Whenever a line below holds the word "title", copy that line.

— Begin AVAILABLE RECORDS —

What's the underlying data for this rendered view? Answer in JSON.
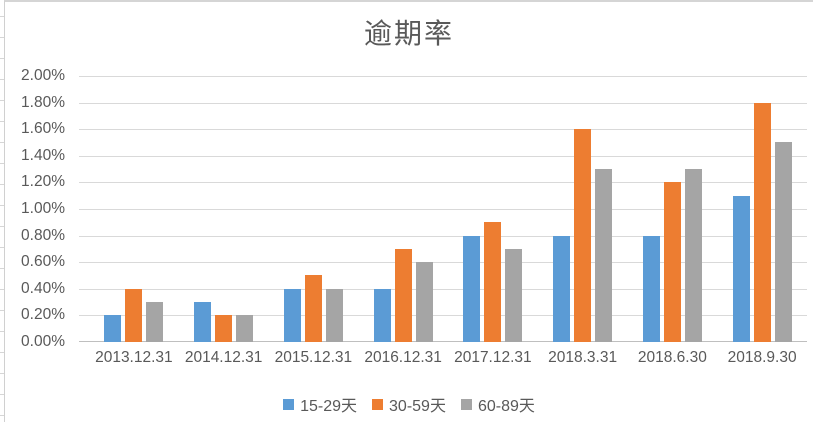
{
  "chart_data": {
    "type": "bar",
    "title": "逾期率",
    "xlabel": "",
    "ylabel": "",
    "ylim": [
      0,
      2
    ],
    "y_tick_step": 0.2,
    "unit": "%",
    "grid": true,
    "legend_position": "bottom",
    "y_ticks": [
      "2.00%",
      "1.80%",
      "1.60%",
      "1.40%",
      "1.20%",
      "1.00%",
      "0.80%",
      "0.60%",
      "0.40%",
      "0.20%",
      "0.00%"
    ],
    "categories": [
      "2013.12.31",
      "2014.12.31",
      "2015.12.31",
      "2016.12.31",
      "2017.12.31",
      "2018.3.31",
      "2018.6.30",
      "2018.9.30"
    ],
    "series": [
      {
        "name": "15-29天",
        "color": "#5B9BD5",
        "values": [
          0.2,
          0.3,
          0.4,
          0.4,
          0.8,
          0.8,
          0.8,
          1.1
        ]
      },
      {
        "name": "30-59天",
        "color": "#ED7D31",
        "values": [
          0.4,
          0.2,
          0.5,
          0.7,
          0.9,
          1.6,
          1.2,
          1.8
        ]
      },
      {
        "name": "60-89天",
        "color": "#A5A5A5",
        "values": [
          0.3,
          0.2,
          0.4,
          0.6,
          0.7,
          1.3,
          1.3,
          1.5
        ]
      }
    ]
  }
}
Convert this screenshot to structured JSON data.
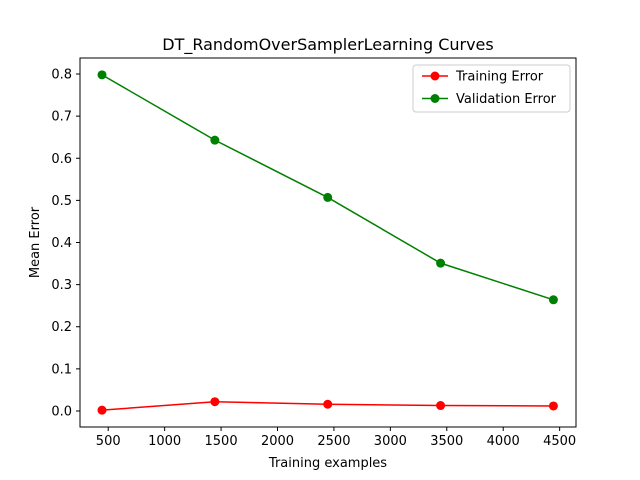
{
  "chart_data": {
    "type": "line",
    "title": "DT_RandomOverSamplerLearning Curves",
    "xlabel": "Training examples",
    "ylabel": "Mean Error",
    "x": [
      445,
      1445,
      2445,
      3445,
      4445
    ],
    "series": [
      {
        "name": "Training Error",
        "color": "#ff0000",
        "marker": "circle",
        "values": [
          0.002,
          0.022,
          0.016,
          0.013,
          0.012
        ]
      },
      {
        "name": "Validation Error",
        "color": "#008000",
        "marker": "circle",
        "values": [
          0.798,
          0.643,
          0.507,
          0.351,
          0.264
        ]
      }
    ],
    "xlim": [
      250,
      4645
    ],
    "ylim": [
      -0.038,
      0.838
    ],
    "xticks": [
      500,
      1000,
      1500,
      2000,
      2500,
      3000,
      3500,
      4000,
      4500
    ],
    "yticks": [
      0.0,
      0.1,
      0.2,
      0.3,
      0.4,
      0.5,
      0.6,
      0.7,
      0.8
    ],
    "xtick_labels": [
      "500",
      "1000",
      "1500",
      "2000",
      "2500",
      "3000",
      "3500",
      "4000",
      "4500"
    ],
    "ytick_labels": [
      "0.0",
      "0.1",
      "0.2",
      "0.3",
      "0.4",
      "0.5",
      "0.6",
      "0.7",
      "0.8"
    ],
    "grid": false,
    "legend_position": "top-right"
  }
}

— End AVAILABLE RECORDS —

**SOLUTION TO THE EXERCISE**:
    "title": "逾期率",
    "title": "DT_RandomOverSamplerLearning Curves",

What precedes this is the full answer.